**Task description**
Tally up the lines that include "Profit" and state that number by itself.

**Stored data**
— BEGIN —

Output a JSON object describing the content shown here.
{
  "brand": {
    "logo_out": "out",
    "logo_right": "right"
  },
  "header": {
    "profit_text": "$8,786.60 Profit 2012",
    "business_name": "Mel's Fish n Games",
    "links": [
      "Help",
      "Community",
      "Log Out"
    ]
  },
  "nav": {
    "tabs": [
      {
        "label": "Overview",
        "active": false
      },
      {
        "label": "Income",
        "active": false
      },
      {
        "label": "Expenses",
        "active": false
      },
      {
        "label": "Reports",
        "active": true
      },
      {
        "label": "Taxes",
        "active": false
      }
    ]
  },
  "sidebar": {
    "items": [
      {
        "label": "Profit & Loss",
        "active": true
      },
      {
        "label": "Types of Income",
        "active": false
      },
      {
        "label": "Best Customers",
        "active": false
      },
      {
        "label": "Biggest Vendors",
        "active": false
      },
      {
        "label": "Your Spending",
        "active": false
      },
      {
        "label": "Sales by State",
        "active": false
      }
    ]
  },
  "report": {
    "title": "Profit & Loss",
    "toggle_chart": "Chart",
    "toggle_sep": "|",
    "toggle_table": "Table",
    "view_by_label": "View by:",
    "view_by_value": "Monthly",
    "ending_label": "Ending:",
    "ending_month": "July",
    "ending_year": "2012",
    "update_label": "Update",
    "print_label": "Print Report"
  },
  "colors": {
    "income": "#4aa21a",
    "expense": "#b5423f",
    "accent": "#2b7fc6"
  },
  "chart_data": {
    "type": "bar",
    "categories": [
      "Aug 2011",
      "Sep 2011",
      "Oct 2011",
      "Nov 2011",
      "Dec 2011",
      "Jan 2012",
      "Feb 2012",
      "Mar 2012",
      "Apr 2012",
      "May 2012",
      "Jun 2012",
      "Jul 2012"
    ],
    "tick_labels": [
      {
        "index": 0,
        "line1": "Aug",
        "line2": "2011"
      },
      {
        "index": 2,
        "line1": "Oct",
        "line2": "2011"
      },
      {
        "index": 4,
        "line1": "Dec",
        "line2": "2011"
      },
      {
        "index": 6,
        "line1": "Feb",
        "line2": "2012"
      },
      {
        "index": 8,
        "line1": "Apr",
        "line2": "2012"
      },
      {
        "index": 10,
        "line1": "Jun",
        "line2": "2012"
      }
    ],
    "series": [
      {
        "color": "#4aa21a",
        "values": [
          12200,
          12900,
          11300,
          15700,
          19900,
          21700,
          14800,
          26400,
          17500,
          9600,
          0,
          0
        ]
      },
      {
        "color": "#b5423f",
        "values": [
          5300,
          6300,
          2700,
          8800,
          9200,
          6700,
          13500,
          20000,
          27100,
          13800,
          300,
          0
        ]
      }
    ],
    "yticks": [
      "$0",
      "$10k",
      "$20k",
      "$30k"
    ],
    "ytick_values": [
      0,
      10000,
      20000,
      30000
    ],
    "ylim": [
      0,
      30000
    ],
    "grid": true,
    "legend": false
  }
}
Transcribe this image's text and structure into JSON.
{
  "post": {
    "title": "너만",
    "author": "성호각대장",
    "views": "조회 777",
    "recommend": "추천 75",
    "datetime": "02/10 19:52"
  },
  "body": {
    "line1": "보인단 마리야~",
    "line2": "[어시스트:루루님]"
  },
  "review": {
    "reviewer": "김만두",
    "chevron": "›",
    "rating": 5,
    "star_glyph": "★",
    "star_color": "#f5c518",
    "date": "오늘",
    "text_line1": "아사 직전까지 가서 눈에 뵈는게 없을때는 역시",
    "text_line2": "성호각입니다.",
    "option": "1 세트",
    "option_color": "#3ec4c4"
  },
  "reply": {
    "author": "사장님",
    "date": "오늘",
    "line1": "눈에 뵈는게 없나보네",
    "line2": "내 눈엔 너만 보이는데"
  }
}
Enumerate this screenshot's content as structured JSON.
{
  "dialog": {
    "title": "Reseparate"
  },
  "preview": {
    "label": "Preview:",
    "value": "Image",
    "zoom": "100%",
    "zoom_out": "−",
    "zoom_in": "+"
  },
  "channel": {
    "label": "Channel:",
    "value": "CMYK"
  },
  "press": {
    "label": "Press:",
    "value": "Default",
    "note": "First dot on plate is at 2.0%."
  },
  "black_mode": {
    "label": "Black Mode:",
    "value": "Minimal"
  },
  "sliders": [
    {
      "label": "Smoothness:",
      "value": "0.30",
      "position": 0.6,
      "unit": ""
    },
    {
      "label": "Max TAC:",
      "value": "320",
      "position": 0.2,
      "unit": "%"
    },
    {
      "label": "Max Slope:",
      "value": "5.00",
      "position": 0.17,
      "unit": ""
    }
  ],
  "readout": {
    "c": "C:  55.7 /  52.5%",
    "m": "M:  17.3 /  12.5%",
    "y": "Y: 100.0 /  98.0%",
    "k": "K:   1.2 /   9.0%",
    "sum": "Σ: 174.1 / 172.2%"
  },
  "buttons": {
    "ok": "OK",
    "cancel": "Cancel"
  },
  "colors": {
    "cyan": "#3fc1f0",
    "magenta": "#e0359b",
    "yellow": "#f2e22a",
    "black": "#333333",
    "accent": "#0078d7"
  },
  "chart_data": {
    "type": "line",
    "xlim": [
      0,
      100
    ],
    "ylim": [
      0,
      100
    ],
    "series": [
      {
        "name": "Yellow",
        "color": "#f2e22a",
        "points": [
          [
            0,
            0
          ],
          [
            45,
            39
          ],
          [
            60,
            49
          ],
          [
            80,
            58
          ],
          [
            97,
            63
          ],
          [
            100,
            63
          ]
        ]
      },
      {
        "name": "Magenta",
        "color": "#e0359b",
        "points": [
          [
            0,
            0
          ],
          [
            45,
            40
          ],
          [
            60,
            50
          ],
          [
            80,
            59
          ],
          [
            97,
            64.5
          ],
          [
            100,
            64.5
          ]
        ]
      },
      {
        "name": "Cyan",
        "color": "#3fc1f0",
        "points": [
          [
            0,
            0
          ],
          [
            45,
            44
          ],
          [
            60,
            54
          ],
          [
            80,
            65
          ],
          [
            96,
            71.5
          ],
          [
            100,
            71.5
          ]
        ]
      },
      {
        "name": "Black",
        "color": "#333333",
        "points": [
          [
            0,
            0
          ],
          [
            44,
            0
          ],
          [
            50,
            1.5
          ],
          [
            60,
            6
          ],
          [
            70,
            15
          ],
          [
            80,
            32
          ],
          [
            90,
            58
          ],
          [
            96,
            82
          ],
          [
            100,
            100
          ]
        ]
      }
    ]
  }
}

— END —

**Response to this exercise**
3